Report how many lines in the listing below include the word "错误的是". Write nothing besides the number.

Extracted records ->
[BEGIN]
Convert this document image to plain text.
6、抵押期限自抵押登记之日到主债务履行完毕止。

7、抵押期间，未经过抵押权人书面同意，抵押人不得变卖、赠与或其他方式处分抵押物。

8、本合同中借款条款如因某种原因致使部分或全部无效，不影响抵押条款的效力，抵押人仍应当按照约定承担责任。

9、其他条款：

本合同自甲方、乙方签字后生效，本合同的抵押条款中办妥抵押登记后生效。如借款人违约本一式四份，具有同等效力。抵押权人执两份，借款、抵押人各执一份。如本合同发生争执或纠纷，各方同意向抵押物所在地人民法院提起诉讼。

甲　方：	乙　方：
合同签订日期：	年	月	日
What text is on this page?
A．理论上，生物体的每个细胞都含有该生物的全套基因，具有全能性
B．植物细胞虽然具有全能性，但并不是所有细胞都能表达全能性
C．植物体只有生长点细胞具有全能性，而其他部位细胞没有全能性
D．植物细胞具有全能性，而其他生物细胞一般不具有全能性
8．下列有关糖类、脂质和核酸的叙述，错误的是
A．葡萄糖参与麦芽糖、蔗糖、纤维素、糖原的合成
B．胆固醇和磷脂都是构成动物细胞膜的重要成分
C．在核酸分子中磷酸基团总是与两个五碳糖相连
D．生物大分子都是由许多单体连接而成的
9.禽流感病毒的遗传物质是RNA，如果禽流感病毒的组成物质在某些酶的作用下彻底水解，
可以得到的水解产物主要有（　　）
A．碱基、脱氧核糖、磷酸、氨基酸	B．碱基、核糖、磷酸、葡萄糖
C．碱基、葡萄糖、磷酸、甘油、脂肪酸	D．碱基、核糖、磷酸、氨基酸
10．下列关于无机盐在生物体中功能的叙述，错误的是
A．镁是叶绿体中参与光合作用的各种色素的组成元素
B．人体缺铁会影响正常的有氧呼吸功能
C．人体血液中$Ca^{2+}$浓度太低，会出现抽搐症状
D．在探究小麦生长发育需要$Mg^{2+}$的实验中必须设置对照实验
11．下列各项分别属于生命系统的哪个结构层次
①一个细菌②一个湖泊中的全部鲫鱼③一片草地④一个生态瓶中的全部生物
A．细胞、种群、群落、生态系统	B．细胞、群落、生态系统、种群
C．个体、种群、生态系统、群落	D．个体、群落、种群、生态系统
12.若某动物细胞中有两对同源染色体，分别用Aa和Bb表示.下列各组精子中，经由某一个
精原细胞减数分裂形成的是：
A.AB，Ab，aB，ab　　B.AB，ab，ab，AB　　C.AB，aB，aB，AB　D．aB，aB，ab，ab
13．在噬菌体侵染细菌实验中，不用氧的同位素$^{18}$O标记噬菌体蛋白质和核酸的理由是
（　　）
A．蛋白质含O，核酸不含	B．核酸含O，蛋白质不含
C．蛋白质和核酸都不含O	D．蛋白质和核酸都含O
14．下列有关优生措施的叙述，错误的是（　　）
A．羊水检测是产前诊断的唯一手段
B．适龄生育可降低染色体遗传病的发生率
[END]
Answer for this exercise -> 3